-------- STORED DATA --------

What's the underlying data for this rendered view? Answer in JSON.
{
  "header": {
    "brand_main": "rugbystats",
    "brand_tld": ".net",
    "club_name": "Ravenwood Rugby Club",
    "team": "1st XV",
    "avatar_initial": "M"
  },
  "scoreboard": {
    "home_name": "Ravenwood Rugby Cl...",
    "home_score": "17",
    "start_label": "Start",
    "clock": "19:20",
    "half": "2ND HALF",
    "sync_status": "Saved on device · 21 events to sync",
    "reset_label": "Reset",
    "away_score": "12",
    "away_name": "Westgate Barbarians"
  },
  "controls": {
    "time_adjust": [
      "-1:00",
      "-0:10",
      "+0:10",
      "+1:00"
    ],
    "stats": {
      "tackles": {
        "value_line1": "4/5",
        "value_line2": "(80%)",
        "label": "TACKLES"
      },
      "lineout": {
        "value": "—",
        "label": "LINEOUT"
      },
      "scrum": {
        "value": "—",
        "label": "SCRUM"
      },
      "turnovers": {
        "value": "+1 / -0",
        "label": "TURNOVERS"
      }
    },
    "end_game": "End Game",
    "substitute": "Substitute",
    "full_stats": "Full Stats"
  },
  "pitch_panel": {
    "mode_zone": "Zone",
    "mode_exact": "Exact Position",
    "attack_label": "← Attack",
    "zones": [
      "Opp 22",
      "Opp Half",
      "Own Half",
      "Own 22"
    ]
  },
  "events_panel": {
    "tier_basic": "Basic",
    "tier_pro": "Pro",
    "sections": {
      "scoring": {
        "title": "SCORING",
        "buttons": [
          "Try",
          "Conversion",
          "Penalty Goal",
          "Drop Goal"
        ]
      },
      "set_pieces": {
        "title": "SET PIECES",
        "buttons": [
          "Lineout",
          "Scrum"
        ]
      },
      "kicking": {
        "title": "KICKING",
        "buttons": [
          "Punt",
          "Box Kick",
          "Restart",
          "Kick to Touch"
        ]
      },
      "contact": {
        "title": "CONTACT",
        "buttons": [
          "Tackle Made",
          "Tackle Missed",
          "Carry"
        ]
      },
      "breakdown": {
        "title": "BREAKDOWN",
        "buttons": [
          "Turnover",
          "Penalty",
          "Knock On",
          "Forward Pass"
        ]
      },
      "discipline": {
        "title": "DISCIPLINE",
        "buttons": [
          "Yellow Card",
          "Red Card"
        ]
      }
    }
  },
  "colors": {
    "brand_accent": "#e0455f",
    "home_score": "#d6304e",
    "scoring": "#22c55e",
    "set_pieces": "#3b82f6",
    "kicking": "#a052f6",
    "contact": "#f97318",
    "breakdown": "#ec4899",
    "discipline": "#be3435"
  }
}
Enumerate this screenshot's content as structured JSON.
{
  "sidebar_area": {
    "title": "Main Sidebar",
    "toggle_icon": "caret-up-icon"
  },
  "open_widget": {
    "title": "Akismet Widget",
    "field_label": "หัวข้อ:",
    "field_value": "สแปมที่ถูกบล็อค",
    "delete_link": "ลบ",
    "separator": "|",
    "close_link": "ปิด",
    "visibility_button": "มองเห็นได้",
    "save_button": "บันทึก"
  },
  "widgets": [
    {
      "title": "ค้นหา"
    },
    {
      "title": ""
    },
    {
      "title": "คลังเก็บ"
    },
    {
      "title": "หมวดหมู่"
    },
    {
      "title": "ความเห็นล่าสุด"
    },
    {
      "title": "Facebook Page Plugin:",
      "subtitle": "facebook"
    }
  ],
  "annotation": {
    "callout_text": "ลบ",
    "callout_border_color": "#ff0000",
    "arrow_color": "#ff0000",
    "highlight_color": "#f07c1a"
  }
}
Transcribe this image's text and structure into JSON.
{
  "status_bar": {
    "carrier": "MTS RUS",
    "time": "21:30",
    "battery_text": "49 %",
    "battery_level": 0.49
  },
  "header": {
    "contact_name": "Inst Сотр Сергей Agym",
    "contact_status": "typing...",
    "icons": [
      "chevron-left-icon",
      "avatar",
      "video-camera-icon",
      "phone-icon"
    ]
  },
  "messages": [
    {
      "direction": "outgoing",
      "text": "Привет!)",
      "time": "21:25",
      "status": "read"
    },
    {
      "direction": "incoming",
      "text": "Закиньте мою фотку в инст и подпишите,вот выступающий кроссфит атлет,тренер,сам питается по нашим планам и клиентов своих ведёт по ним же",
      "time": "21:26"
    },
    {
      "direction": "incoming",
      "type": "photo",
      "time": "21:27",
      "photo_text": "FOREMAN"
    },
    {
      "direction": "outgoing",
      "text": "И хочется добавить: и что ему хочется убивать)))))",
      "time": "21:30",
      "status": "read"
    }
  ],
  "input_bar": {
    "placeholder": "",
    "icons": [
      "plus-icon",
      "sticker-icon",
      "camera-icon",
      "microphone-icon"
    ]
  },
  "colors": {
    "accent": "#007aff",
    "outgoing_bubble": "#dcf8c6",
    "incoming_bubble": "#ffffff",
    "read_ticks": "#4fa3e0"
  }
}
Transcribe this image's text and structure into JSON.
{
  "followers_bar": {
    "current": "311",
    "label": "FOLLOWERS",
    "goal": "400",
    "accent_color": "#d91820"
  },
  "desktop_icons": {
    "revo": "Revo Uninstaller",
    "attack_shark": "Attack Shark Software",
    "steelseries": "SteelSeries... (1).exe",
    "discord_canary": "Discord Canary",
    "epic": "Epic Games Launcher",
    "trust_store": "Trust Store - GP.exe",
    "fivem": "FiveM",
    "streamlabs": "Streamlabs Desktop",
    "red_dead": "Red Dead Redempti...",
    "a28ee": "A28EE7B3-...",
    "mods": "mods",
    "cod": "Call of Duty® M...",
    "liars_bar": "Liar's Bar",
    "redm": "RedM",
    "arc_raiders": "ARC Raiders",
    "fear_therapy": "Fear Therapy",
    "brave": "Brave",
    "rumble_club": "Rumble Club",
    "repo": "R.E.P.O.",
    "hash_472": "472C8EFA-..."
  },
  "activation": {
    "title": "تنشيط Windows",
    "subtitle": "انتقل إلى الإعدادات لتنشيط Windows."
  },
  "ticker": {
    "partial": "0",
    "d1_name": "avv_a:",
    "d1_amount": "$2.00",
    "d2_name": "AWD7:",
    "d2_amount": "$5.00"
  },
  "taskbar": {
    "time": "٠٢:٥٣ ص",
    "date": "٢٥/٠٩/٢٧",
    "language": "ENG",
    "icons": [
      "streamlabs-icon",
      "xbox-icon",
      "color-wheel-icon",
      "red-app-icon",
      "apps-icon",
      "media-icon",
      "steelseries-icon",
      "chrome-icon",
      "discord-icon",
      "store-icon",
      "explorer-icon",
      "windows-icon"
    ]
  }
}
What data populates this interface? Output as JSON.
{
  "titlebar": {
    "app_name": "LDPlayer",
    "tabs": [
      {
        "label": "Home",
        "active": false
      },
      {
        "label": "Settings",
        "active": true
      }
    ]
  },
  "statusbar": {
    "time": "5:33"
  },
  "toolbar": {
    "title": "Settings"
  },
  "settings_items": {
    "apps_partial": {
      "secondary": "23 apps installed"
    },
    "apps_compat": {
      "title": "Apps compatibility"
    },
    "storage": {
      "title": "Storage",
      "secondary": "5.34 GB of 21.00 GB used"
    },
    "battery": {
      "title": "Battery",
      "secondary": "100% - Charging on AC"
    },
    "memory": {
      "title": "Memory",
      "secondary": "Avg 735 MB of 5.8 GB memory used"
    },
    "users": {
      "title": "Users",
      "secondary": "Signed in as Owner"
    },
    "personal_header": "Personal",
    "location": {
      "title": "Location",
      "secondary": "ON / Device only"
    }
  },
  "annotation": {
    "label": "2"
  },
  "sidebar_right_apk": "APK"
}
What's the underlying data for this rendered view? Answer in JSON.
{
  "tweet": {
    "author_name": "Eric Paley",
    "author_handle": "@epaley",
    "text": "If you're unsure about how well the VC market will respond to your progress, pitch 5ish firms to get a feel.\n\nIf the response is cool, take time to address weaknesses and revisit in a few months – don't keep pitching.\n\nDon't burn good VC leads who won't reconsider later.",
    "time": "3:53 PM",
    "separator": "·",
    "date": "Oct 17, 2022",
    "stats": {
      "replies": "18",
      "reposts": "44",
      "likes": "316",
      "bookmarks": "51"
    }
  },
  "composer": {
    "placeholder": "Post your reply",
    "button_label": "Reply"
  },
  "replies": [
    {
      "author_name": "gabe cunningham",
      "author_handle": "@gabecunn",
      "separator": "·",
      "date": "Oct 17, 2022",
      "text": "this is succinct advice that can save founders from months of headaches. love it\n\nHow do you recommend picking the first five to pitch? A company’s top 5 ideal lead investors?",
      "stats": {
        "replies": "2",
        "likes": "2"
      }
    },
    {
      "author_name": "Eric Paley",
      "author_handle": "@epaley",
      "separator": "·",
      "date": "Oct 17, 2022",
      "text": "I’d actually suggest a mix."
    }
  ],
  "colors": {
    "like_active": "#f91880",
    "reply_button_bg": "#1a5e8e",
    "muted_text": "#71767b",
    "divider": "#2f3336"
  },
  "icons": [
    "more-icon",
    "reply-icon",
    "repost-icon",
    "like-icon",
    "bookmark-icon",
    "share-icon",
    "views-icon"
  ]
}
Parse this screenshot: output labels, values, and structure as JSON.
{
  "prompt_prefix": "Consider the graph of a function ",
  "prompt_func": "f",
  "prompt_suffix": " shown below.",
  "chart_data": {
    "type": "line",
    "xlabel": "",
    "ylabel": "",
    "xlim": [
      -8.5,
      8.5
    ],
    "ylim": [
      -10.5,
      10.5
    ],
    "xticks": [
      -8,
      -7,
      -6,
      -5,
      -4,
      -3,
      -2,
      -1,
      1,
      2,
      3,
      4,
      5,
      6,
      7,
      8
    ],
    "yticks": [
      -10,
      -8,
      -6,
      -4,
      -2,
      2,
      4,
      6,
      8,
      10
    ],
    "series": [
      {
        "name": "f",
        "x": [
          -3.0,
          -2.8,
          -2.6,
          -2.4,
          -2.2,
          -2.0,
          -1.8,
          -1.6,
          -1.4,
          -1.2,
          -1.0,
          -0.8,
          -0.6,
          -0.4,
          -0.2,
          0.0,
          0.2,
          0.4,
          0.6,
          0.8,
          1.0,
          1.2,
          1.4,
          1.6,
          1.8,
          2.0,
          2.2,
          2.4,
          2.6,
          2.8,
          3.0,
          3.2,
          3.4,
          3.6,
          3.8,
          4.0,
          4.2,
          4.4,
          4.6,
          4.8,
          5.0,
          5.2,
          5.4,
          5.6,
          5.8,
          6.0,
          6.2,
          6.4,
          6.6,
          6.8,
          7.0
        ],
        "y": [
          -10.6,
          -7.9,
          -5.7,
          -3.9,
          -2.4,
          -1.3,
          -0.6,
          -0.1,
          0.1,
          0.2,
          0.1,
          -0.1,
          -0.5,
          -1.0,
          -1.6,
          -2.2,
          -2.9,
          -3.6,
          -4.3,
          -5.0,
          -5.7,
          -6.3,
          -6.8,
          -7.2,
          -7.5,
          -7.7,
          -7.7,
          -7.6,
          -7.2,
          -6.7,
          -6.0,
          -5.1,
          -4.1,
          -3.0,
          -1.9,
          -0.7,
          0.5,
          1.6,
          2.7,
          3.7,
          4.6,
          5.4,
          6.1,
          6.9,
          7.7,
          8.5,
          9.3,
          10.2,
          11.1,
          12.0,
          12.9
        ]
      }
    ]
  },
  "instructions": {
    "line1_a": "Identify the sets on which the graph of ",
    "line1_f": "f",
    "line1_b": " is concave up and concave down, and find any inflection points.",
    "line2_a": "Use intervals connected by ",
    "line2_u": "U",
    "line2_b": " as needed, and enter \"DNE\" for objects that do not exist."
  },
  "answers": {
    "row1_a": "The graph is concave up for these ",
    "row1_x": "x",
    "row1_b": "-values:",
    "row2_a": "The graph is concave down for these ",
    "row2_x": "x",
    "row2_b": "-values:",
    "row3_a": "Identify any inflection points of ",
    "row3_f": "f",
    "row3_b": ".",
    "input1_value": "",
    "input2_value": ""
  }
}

--------

_GOAL_
Give only the number of lines in the entries above that contain the string "Ravenwood".

_REPLY TO THE TASK_
2